- Problem statement -
In the material below, the lines containing the word "that" are required; copy each of them.

- Stored rows -
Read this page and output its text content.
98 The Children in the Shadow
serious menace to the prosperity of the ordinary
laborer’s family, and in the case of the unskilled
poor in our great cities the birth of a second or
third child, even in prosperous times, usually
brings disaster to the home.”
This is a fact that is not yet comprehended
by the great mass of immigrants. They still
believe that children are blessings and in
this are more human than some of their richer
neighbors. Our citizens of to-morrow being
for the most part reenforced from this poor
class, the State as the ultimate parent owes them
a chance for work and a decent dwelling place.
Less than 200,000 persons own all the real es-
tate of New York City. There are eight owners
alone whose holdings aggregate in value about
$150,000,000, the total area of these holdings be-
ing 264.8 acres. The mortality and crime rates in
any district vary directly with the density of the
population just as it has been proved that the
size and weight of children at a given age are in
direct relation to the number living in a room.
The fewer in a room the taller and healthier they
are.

- Task response -
This is a fact that is not yet comprehended
believe that children are blessings and in
population just as it has been proved that the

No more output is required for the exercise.